■ **Written task**
Tell how many lines carry the word "pravidla"; the reply is the number and nothing else.

■ **Material provided**
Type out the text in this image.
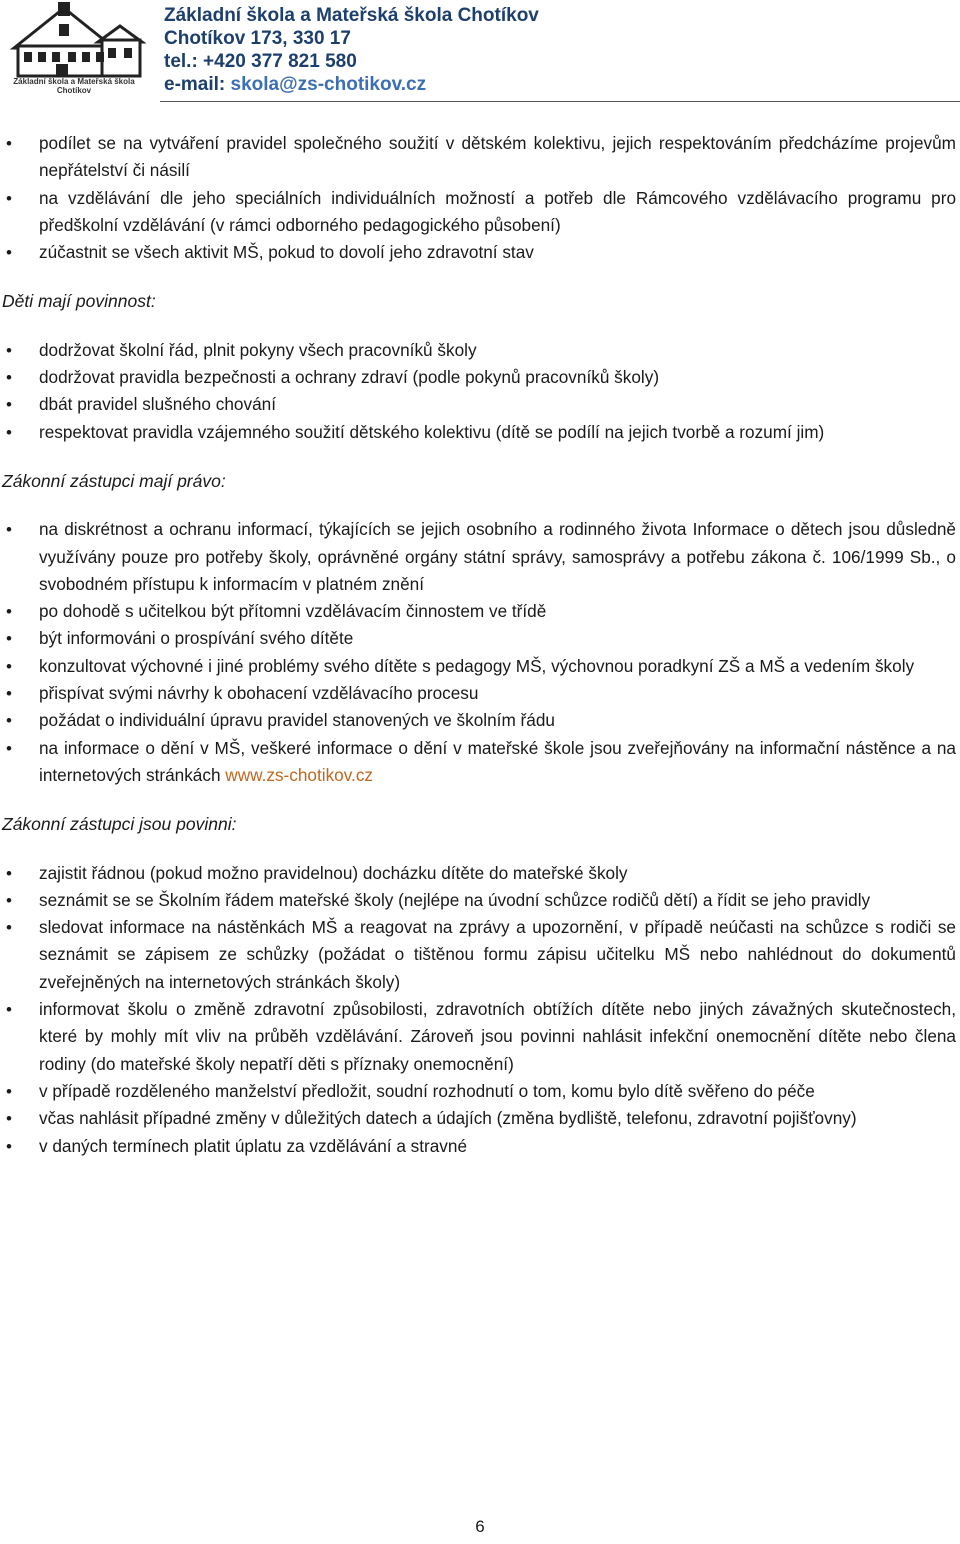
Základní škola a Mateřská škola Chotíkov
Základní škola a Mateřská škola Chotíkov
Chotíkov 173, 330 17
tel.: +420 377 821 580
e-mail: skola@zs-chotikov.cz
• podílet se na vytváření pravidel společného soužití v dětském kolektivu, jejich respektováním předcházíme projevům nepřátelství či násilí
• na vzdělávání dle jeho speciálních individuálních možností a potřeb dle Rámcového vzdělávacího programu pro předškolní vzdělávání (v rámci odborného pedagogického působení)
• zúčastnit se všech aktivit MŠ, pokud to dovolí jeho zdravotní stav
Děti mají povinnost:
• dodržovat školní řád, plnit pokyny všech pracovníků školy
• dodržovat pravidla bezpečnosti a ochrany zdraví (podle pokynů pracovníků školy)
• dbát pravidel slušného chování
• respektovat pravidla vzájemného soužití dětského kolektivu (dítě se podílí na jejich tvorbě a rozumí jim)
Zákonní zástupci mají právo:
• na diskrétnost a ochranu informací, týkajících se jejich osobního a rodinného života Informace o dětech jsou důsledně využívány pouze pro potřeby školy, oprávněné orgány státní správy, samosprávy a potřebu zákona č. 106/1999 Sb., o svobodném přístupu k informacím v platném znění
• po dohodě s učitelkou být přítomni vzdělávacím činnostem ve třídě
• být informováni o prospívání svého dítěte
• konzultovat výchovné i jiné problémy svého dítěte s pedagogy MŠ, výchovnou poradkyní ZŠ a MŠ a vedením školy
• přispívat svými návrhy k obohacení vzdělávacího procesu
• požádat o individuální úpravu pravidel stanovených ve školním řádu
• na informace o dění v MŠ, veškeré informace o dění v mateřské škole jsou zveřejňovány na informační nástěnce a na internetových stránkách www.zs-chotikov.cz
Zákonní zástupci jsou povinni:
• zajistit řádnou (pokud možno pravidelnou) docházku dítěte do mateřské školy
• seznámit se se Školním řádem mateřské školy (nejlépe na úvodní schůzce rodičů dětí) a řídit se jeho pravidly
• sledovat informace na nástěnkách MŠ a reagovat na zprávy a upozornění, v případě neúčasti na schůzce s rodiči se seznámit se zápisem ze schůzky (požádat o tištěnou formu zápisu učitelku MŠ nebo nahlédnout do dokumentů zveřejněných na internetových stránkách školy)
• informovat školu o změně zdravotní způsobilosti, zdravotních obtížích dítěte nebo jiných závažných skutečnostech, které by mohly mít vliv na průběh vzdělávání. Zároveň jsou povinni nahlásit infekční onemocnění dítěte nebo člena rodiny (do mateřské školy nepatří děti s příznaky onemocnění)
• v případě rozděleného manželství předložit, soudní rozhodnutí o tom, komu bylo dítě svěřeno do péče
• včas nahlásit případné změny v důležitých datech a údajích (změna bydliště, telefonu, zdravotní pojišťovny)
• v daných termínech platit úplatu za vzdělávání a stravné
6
--
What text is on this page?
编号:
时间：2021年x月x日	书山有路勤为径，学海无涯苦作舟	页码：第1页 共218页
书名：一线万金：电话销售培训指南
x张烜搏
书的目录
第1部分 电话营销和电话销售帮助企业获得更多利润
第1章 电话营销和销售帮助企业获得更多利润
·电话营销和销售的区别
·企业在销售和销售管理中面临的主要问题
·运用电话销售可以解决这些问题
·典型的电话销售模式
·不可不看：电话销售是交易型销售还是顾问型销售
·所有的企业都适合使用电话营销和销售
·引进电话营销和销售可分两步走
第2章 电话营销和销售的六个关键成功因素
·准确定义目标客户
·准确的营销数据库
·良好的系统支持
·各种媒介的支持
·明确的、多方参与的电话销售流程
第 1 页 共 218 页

■ **In response**
2